_INSTRUCTION_
Exact repetition is required: output every record in full.

_Entries taken from a collection_

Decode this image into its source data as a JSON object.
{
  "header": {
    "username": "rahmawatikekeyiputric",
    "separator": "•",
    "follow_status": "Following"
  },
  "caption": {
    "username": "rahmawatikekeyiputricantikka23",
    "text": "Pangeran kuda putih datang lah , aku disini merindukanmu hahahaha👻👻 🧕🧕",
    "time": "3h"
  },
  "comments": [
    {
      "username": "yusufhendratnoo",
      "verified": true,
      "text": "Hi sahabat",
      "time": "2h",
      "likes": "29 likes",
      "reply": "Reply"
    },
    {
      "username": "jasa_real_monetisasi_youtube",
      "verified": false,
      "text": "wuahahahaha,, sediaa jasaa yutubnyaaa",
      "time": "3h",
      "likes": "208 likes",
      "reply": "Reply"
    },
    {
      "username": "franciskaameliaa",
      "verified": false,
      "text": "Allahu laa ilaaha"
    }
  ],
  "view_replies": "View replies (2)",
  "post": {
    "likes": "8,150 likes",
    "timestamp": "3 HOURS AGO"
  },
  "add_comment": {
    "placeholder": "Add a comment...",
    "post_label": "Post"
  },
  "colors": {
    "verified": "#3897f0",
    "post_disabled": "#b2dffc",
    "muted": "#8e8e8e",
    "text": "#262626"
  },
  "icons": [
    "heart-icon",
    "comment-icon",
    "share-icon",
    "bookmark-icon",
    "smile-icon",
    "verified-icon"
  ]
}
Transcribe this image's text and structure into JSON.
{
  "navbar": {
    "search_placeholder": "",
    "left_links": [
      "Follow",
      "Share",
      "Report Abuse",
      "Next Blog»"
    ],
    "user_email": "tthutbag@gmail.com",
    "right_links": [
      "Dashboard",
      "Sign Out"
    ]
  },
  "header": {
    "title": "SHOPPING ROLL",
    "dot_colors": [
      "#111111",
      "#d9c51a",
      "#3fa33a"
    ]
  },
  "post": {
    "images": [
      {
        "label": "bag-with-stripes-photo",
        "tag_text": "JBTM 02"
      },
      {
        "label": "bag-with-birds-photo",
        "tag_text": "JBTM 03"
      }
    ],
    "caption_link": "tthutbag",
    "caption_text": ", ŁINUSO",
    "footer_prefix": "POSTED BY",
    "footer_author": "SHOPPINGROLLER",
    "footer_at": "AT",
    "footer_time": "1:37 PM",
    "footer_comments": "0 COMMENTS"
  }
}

_SOLUTION TO THE PROBLEM_
Decode this image into its source data as a JSON object.
{
  "header": {
    "username": "rahmawatikekeyiputric",
    "separator": "•",
    "follow_status": "Following"
  },
  "caption": {
    "username": "rahmawatikekeyiputricantikka23",
    "text": "Pangeran kuda putih datang lah , aku disini merindukanmu hahahaha👻👻 🧕🧕",
    "time": "3h"
  },
  "comments": [
    {
      "username": "yusufhendratnoo",
      "verified": true,
      "text": "Hi sahabat",
      "time": "2h",
      "likes": "29 likes",
      "reply": "Reply"
    },
    {
      "username": "jasa_real_monetisasi_youtube",
      "verified": false,
      "text": "wuahahahaha,, sediaa jasaa yutubnyaaa",
      "time": "3h",
      "likes": "208 likes",
      "reply": "Reply"
    },
    {
      "username": "franciskaameliaa",
      "verified": false,
      "text": "Allahu laa ilaaha"
    }
  ],
  "view_replies": "View replies (2)",
  "post": {
    "likes": "8,150 likes",
    "timestamp": "3 HOURS AGO"
  },
  "add_comment": {
    "placeholder": "Add a comment...",
    "post_label": "Post"
  },
  "colors": {
    "verified": "#3897f0",
    "post_disabled": "#b2dffc",
    "muted": "#8e8e8e",
    "text": "#262626"
  },
  "icons": [
    "heart-icon",
    "comment-icon",
    "share-icon",
    "bookmark-icon",
    "smile-icon",
    "verified-icon"
  ]
}
Transcribe this image's text and structure into JSON.
{
  "navbar": {
    "search_placeholder": "",
    "left_links": [
      "Follow",
      "Share",
      "Report Abuse",
      "Next Blog»"
    ],
    "user_email": "tthutbag@gmail.com",
    "right_links": [
      "Dashboard",
      "Sign Out"
    ]
  },
  "header": {
    "title": "SHOPPING ROLL",
    "dot_colors": [
      "#111111",
      "#d9c51a",
      "#3fa33a"
    ]
  },
  "post": {
    "images": [
      {
        "label": "bag-with-stripes-photo",
        "tag_text": "JBTM 02"
      },
      {
        "label": "bag-with-birds-photo",
        "tag_text": "JBTM 03"
      }
    ],
    "caption_link": "tthutbag",
    "caption_text": ", ŁINUSO",
    "footer_prefix": "POSTED BY",
    "footer_author": "SHOPPINGROLLER",
    "footer_at": "AT",
    "footer_time": "1:37 PM",
    "footer_comments": "0 COMMENTS"
  }
}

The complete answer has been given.